** START **

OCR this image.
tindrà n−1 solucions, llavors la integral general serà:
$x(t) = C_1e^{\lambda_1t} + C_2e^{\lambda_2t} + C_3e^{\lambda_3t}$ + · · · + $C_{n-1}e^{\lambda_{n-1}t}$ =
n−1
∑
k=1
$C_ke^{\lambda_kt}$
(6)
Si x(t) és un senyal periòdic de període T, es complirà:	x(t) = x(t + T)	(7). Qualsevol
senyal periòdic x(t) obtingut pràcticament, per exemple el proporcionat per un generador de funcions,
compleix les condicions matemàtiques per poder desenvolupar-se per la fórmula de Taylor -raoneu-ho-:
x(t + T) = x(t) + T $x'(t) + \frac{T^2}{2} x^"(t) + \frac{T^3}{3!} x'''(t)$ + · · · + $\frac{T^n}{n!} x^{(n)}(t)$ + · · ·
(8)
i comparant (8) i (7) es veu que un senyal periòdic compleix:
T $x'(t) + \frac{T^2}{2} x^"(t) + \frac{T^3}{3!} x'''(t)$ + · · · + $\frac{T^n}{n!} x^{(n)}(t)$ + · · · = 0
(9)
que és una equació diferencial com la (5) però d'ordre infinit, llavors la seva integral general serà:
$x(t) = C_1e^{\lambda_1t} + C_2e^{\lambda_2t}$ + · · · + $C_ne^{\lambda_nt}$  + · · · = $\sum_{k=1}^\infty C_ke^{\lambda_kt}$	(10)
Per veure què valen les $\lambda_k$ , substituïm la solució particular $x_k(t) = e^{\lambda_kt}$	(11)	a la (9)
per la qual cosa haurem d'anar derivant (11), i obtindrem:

** END **

** Task to carry out **
Each entry is to be returned in full, character for character.

** Answer to this problem **
OCR this image.
tindrà n−1 solucions, llavors la integral general serà:
$x(t) = C_1e^{\lambda_1t} + C_2e^{\lambda_2t} + C_3e^{\lambda_3t}$ + · · · + $C_{n-1}e^{\lambda_{n-1}t}$ =
n−1
∑
k=1
$C_ke^{\lambda_kt}$
(6)
Si x(t) és un senyal periòdic de període T, es complirà:	x(t) = x(t + T)	(7). Qualsevol
senyal periòdic x(t) obtingut pràcticament, per exemple el proporcionat per un generador de funcions,
compleix les condicions matemàtiques per poder desenvolupar-se per la fórmula de Taylor -raoneu-ho-:
x(t + T) = x(t) + T $x'(t) + \frac{T^2}{2} x^"(t) + \frac{T^3}{3!} x'''(t)$ + · · · + $\frac{T^n}{n!} x^{(n)}(t)$ + · · ·
(8)
i comparant (8) i (7) es veu que un senyal periòdic compleix:
T $x'(t) + \frac{T^2}{2} x^"(t) + \frac{T^3}{3!} x'''(t)$ + · · · + $\frac{T^n}{n!} x^{(n)}(t)$ + · · · = 0
(9)
que és una equació diferencial com la (5) però d'ordre infinit, llavors la seva integral general serà:
$x(t) = C_1e^{\lambda_1t} + C_2e^{\lambda_2t}$ + · · · + $C_ne^{\lambda_nt}$  + · · · = $\sum_{k=1}^\infty C_ke^{\lambda_kt}$	(10)
Per veure què valen les $\lambda_k$ , substituïm la solució particular $x_k(t) = e^{\lambda_kt}$	(11)	a la (9)
per la qual cosa haurem d'anar derivant (11), i obtindrem:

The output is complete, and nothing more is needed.